Begin SUPPLIED RECORDS

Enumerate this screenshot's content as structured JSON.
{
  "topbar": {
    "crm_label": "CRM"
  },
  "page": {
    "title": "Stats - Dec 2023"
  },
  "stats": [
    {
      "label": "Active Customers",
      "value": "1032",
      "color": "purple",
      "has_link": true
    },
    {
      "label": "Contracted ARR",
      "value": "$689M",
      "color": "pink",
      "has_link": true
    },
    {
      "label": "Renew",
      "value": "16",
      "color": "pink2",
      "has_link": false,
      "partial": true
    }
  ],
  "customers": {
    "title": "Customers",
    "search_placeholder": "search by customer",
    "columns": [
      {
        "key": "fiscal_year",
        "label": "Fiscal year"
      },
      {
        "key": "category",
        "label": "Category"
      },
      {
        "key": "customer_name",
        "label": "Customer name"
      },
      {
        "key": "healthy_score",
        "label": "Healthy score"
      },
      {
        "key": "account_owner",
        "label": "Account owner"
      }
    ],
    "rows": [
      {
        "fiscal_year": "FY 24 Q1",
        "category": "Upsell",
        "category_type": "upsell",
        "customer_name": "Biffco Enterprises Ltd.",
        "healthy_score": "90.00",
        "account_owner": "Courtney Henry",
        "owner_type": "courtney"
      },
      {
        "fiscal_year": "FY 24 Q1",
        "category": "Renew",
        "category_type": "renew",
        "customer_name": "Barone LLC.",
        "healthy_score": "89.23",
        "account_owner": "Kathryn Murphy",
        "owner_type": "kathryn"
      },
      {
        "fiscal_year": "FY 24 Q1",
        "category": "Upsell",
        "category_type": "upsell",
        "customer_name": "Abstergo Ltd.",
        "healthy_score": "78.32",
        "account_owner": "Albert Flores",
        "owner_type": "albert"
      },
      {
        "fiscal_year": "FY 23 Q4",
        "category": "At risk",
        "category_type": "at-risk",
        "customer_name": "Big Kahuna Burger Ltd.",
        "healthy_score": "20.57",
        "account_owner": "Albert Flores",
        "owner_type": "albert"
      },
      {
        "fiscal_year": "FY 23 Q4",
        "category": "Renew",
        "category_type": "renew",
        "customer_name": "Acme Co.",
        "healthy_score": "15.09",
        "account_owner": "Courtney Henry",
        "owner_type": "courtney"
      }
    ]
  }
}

End SUPPLIED RECORDS

The entries above should be repeated exactly, every one of them.

Enumerate this screenshot's content as structured JSON.
{
  "topbar": {
    "crm_label": "CRM"
  },
  "page": {
    "title": "Stats - Dec 2023"
  },
  "stats": [
    {
      "label": "Active Customers",
      "value": "1032",
      "color": "purple",
      "has_link": true
    },
    {
      "label": "Contracted ARR",
      "value": "$689M",
      "color": "pink",
      "has_link": true
    },
    {
      "label": "Renew",
      "value": "16",
      "color": "pink2",
      "has_link": false,
      "partial": true
    }
  ],
  "customers": {
    "title": "Customers",
    "search_placeholder": "search by customer",
    "columns": [
      {
        "key": "fiscal_year",
        "label": "Fiscal year"
      },
      {
        "key": "category",
        "label": "Category"
      },
      {
        "key": "customer_name",
        "label": "Customer name"
      },
      {
        "key": "healthy_score",
        "label": "Healthy score"
      },
      {
        "key": "account_owner",
        "label": "Account owner"
      }
    ],
    "rows": [
      {
        "fiscal_year": "FY 24 Q1",
        "category": "Upsell",
        "category_type": "upsell",
        "customer_name": "Biffco Enterprises Ltd.",
        "healthy_score": "90.00",
        "account_owner": "Courtney Henry",
        "owner_type": "courtney"
      },
      {
        "fiscal_year": "FY 24 Q1",
        "category": "Renew",
        "category_type": "renew",
        "customer_name": "Barone LLC.",
        "healthy_score": "89.23",
        "account_owner": "Kathryn Murphy",
        "owner_type": "kathryn"
      },
      {
        "fiscal_year": "FY 24 Q1",
        "category": "Upsell",
        "category_type": "upsell",
        "customer_name": "Abstergo Ltd.",
        "healthy_score": "78.32",
        "account_owner": "Albert Flores",
        "owner_type": "albert"
      },
      {
        "fiscal_year": "FY 23 Q4",
        "category": "At risk",
        "category_type": "at-risk",
        "customer_name": "Big Kahuna Burger Ltd.",
        "healthy_score": "20.57",
        "account_owner": "Albert Flores",
        "owner_type": "albert"
      },
      {
        "fiscal_year": "FY 23 Q4",
        "category": "Renew",
        "category_type": "renew",
        "customer_name": "Acme Co.",
        "healthy_score": "15.09",
        "account_owner": "Courtney Henry",
        "owner_type": "courtney"
      }
    ]
  }
}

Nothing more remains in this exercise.